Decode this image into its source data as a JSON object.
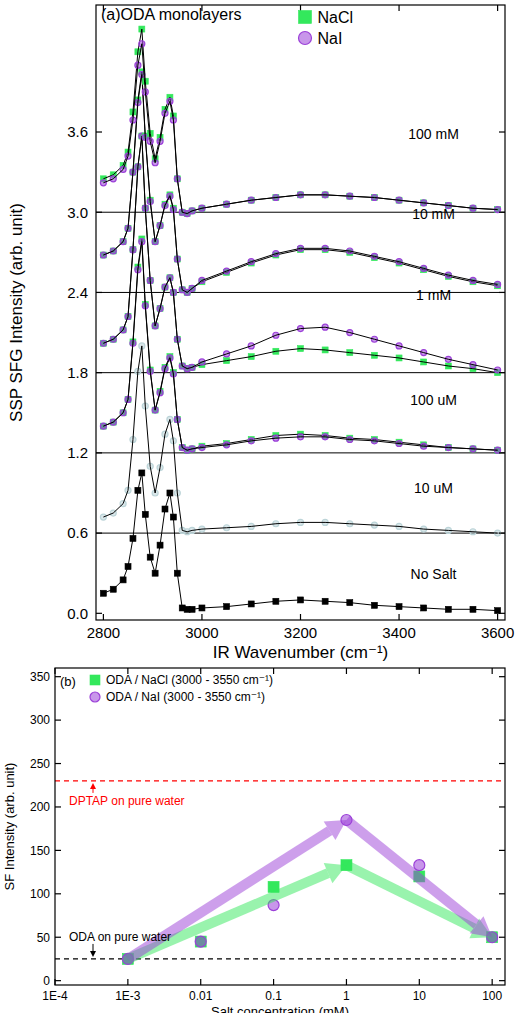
{
  "chart_data": [
    {
      "type": "line",
      "title": "(a)ODA monolayers",
      "x_label": "IR Wavenumber (cm⁻¹)",
      "y_label": "SSP SFG Intensity (arb. unit)",
      "x": [
        2800,
        2820,
        2840,
        2850,
        2860,
        2870,
        2878,
        2885,
        2895,
        2905,
        2915,
        2925,
        2935,
        2942,
        2950,
        2960,
        2970,
        2980,
        3000,
        3050,
        3100,
        3150,
        3200,
        3250,
        3300,
        3350,
        3400,
        3450,
        3500,
        3550,
        3600
      ],
      "xlim": [
        2785,
        3615
      ],
      "ylim": [
        -0.05,
        4.55
      ],
      "xticks": [
        2800,
        3000,
        3200,
        3400,
        3600
      ],
      "yticks": [
        {
          "value": 0,
          "label": "0.0"
        },
        0.6,
        1.2,
        1.8,
        2.4,
        {
          "value": 3,
          "label": "3.0"
        },
        3.6
      ],
      "grid": false,
      "legend": "top-right",
      "baselines": [
        0.6,
        1.2,
        1.8,
        2.4,
        3.0
      ],
      "annotations": [
        {
          "text": "100 mM",
          "x": 3470,
          "y": 3.55
        },
        {
          "text": "10 mM",
          "x": 3470,
          "y": 2.95
        },
        {
          "text": "1 mM",
          "x": 3470,
          "y": 2.34
        },
        {
          "text": "100 uM",
          "x": 3470,
          "y": 1.56
        },
        {
          "text": "10 uM",
          "x": 3470,
          "y": 0.9
        },
        {
          "text": "No Salt",
          "x": 3470,
          "y": 0.26
        }
      ],
      "series": [
        {
          "color": "#000000",
          "marker": "square",
          "values": [
            0.15,
            0.18,
            0.25,
            0.35,
            0.56,
            0.92,
            1.05,
            0.74,
            0.42,
            0.3,
            0.51,
            0.78,
            0.9,
            0.72,
            0.3,
            0.04,
            0.03,
            0.03,
            0.04,
            0.05,
            0.07,
            0.09,
            0.1,
            0.09,
            0.08,
            0.06,
            0.05,
            0.04,
            0.03,
            0.03,
            0.02
          ]
        },
        {
          "color": "#bcd4d8",
          "marker": "circle",
          "values": [
            0.72,
            0.75,
            0.82,
            0.92,
            1.3,
            1.81,
            2.0,
            1.55,
            1.1,
            0.9,
            1.09,
            1.34,
            1.45,
            1.29,
            0.9,
            0.62,
            0.61,
            0.62,
            0.63,
            0.64,
            0.65,
            0.67,
            0.68,
            0.68,
            0.67,
            0.66,
            0.65,
            0.63,
            0.62,
            0.61,
            0.6
          ]
        },
        {
          "name": "NaCl",
          "color": "#33e85c",
          "marker": "square",
          "values": [
            1.4,
            1.43,
            1.5,
            1.6,
            2.03,
            2.59,
            2.8,
            2.31,
            1.82,
            1.52,
            1.66,
            1.84,
            1.92,
            1.8,
            1.45,
            1.24,
            1.22,
            1.23,
            1.25,
            1.27,
            1.3,
            1.33,
            1.34,
            1.33,
            1.31,
            1.3,
            1.28,
            1.26,
            1.24,
            1.23,
            1.22
          ]
        },
        {
          "name": "NaI",
          "color": "#9b40d8",
          "marker": "circle",
          "values": [
            1.4,
            1.43,
            1.5,
            1.6,
            2.02,
            2.57,
            2.78,
            2.3,
            1.81,
            1.52,
            1.65,
            1.83,
            1.91,
            1.79,
            1.45,
            1.24,
            1.22,
            1.23,
            1.24,
            1.26,
            1.29,
            1.31,
            1.32,
            1.32,
            1.3,
            1.29,
            1.27,
            1.25,
            1.24,
            1.23,
            1.22
          ]
        },
        {
          "name": "NaCl",
          "color": "#33e85c",
          "marker": "square",
          "values": [
            2.02,
            2.05,
            2.12,
            2.22,
            2.72,
            3.34,
            3.57,
            3.03,
            2.49,
            2.15,
            2.28,
            2.44,
            2.51,
            2.4,
            2.05,
            1.85,
            1.83,
            1.84,
            1.86,
            1.89,
            1.92,
            1.96,
            1.98,
            1.97,
            1.95,
            1.93,
            1.91,
            1.88,
            1.85,
            1.83,
            1.8
          ]
        },
        {
          "name": "NaI",
          "color": "#9b40d8",
          "marker": "circle",
          "values": [
            2.02,
            2.05,
            2.12,
            2.22,
            2.72,
            3.34,
            3.57,
            3.03,
            2.49,
            2.15,
            2.28,
            2.44,
            2.51,
            2.4,
            2.05,
            1.85,
            1.83,
            1.84,
            1.88,
            1.94,
            2.0,
            2.08,
            2.13,
            2.14,
            2.1,
            2.05,
            2.0,
            1.95,
            1.9,
            1.86,
            1.82
          ]
        },
        {
          "name": "NaCl",
          "color": "#33e85c",
          "marker": "square",
          "values": [
            2.68,
            2.71,
            2.78,
            2.88,
            3.3,
            3.84,
            4.05,
            3.57,
            3.09,
            2.78,
            2.9,
            3.06,
            3.13,
            3.03,
            2.65,
            2.42,
            2.4,
            2.43,
            2.48,
            2.55,
            2.62,
            2.68,
            2.72,
            2.72,
            2.7,
            2.66,
            2.62,
            2.57,
            2.52,
            2.48,
            2.45
          ]
        },
        {
          "name": "NaI",
          "color": "#9b40d8",
          "marker": "circle",
          "values": [
            2.68,
            2.71,
            2.78,
            2.88,
            3.3,
            3.82,
            4.03,
            3.56,
            3.08,
            2.78,
            2.9,
            3.05,
            3.12,
            3.02,
            2.65,
            2.42,
            2.4,
            2.43,
            2.49,
            2.56,
            2.63,
            2.69,
            2.73,
            2.73,
            2.71,
            2.67,
            2.63,
            2.58,
            2.53,
            2.49,
            2.46
          ]
        },
        {
          "name": "NaCl",
          "color": "#33e85c",
          "marker": "square",
          "values": [
            3.25,
            3.28,
            3.35,
            3.45,
            3.75,
            4.2,
            4.37,
            3.98,
            3.59,
            3.4,
            3.56,
            3.77,
            3.86,
            3.72,
            3.25,
            3.0,
            2.99,
            3.01,
            3.03,
            3.06,
            3.09,
            3.11,
            3.13,
            3.13,
            3.12,
            3.11,
            3.09,
            3.07,
            3.05,
            3.03,
            3.02
          ]
        },
        {
          "name": "NaI",
          "color": "#9b40d8",
          "marker": "circle",
          "values": [
            3.22,
            3.25,
            3.32,
            3.42,
            3.69,
            4.1,
            4.26,
            3.9,
            3.53,
            3.37,
            3.53,
            3.74,
            3.83,
            3.69,
            3.25,
            3.0,
            2.99,
            3.01,
            3.03,
            3.06,
            3.09,
            3.11,
            3.13,
            3.13,
            3.12,
            3.11,
            3.09,
            3.07,
            3.05,
            3.03,
            3.02
          ]
        }
      ]
    },
    {
      "type": "scatter",
      "title": "(b)",
      "x_label": "Salt concentration (mM)",
      "y_label": "SF Intensity (arb. unit)",
      "log": "x",
      "x": [
        0.001,
        0.01,
        0.1,
        1,
        10,
        100
      ],
      "xlim": [
        0.0001,
        150
      ],
      "ylim": [
        -5,
        360
      ],
      "xticks": [
        {
          "value": 0.0001,
          "label": "1E-4"
        },
        {
          "value": 0.001,
          "label": "1E-3"
        },
        0.01,
        0.1,
        1,
        10,
        100
      ],
      "yticks": [
        0,
        50,
        100,
        150,
        200,
        250,
        300,
        350
      ],
      "grid": false,
      "legend": "top-left",
      "reference_lines": [
        {
          "value": 230,
          "label": "DPTAP on pure water",
          "color": "#ff0000"
        },
        {
          "value": 25,
          "label": "ODA on pure water",
          "color": "#000000"
        }
      ],
      "series": [
        {
          "name": "ODA / NaCl (3000 - 3550 cm⁻¹)",
          "color": "#33e85c",
          "marker": "square",
          "line_style": "arrow",
          "values": [
            25,
            45,
            108,
            133,
            120,
            50
          ]
        },
        {
          "name": "ODA / NaI (3000 - 3550 cm⁻¹)",
          "color": "#9b40d8",
          "marker": "circle",
          "line_style": "arrow",
          "values": [
            25,
            45,
            87,
            185,
            133,
            50
          ]
        }
      ]
    }
  ]
}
════
* **Task instructions**
Above are the records; copy every line in them that holds the word "unit".

* **Task answer**
      "y_label": "SSP SFG Intensity (arb. unit)",
      "y_label": "SF Intensity (arb. unit)",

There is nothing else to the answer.